■ EXERCISE OBJECTIVE:
Return every line of the data below that includes the string "氧气是由氧元素组成的".

■ RECORD EXCERPTS:
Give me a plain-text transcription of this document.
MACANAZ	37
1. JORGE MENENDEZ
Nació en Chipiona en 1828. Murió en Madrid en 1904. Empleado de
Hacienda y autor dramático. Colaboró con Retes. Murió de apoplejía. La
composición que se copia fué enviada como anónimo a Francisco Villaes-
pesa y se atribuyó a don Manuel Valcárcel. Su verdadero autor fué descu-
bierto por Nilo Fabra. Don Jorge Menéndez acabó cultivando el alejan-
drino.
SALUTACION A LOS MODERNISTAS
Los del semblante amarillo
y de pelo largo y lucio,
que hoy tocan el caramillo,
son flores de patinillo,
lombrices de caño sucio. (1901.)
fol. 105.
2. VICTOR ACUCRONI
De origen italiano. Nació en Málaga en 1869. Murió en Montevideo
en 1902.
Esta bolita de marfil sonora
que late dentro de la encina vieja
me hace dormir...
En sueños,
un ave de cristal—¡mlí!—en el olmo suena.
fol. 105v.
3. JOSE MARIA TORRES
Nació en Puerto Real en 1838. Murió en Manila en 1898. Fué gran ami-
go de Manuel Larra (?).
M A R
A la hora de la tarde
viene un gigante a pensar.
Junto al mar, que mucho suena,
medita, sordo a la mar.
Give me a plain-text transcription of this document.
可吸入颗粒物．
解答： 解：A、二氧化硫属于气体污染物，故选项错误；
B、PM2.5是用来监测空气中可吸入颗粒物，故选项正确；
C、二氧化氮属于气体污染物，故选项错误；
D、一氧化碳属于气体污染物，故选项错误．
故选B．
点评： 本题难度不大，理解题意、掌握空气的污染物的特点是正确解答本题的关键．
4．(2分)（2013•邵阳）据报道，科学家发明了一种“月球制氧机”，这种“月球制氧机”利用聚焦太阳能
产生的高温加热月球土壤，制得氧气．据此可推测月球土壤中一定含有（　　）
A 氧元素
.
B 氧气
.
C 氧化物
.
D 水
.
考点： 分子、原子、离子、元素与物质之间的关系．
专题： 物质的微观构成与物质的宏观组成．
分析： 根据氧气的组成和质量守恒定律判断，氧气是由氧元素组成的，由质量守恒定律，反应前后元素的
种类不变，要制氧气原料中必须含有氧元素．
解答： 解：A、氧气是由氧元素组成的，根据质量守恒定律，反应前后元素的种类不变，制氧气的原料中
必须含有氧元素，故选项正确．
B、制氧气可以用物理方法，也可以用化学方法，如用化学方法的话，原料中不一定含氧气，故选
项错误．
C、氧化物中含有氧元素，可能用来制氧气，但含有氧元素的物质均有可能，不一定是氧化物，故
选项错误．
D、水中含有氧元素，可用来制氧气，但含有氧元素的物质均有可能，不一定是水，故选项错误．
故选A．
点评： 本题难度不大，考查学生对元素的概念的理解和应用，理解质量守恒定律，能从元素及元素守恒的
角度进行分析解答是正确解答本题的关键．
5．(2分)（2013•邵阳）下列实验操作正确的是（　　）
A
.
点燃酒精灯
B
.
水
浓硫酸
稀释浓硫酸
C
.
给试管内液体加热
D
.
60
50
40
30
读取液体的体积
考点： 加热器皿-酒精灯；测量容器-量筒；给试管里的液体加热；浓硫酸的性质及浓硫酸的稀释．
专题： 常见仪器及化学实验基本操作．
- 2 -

■ EXERCISE OUTPUT:
分析： 根据氧气的组成和质量守恒定律判断，氧气是由氧元素组成的，由质量守恒定律，反应前后元素的
解答： 解：A、氧气是由氧元素组成的，根据质量守恒定律，反应前后元素的种类不变，制氧气的原料中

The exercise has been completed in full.